▶ [PROBLEM DETAILS]: Report every line in the listing below where the string "this" shows up.

▶ [THE DATA]:
▬▬▬
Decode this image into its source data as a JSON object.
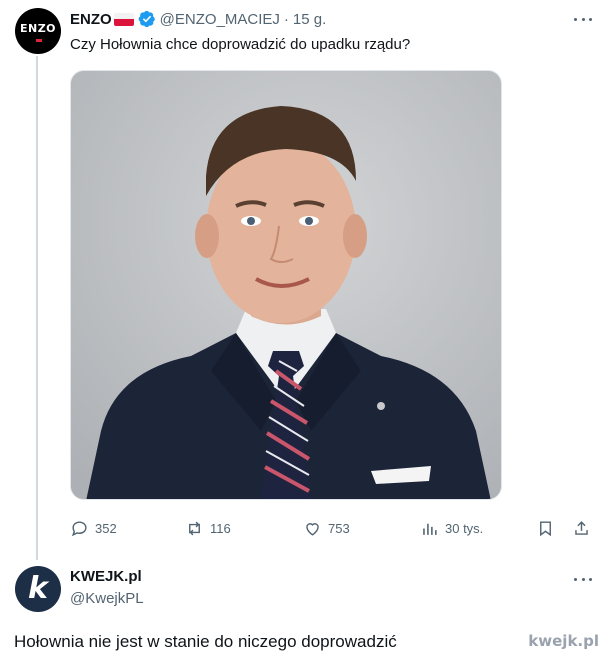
▬▬▬
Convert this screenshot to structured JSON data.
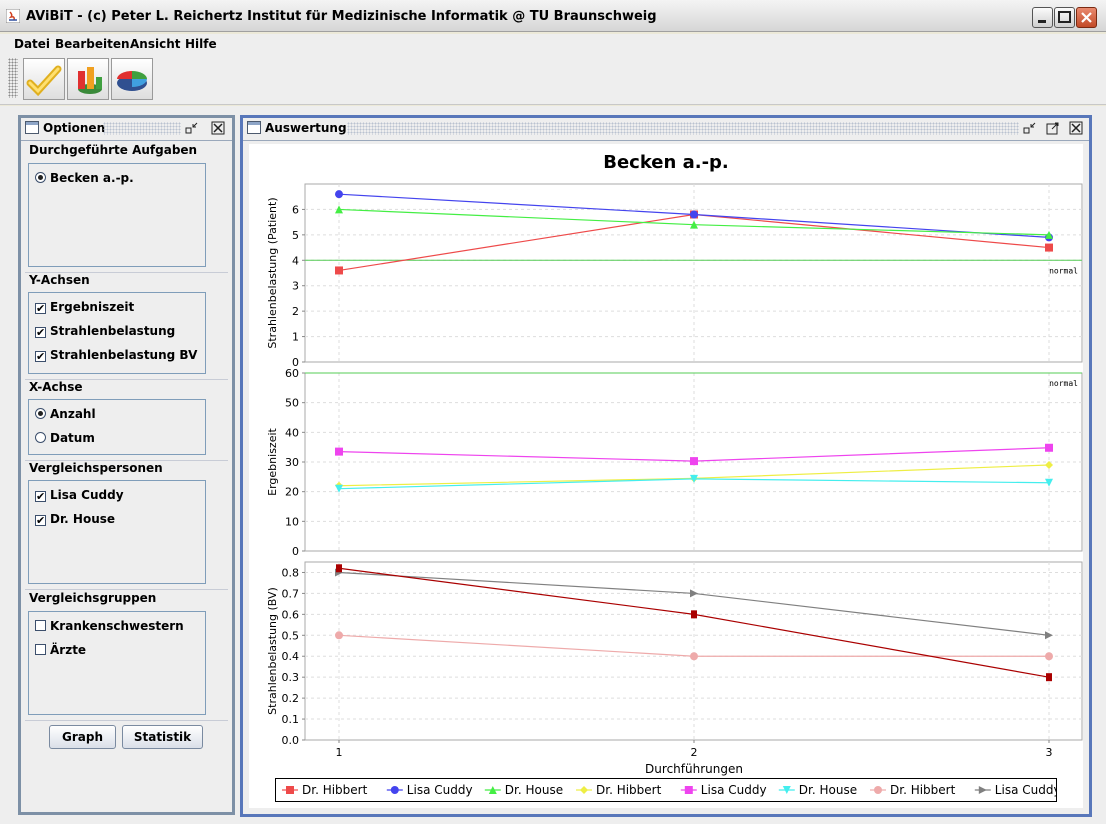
▬▬▬
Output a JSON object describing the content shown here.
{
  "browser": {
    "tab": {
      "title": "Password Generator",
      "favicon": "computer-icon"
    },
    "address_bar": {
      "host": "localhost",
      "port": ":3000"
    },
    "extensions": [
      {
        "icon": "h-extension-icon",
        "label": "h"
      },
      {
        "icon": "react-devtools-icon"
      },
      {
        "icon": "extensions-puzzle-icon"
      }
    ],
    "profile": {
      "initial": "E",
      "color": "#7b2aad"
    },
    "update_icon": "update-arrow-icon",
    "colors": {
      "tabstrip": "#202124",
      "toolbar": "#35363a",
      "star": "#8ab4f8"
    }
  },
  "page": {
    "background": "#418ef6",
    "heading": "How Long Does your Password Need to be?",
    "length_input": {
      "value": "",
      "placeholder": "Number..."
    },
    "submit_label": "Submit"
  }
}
▬▬▬
▶ [ANSWER TO THE EXERCISE]:
Decode this image into its source data as a JSON object.
Convert this screenshot to structured JSON data.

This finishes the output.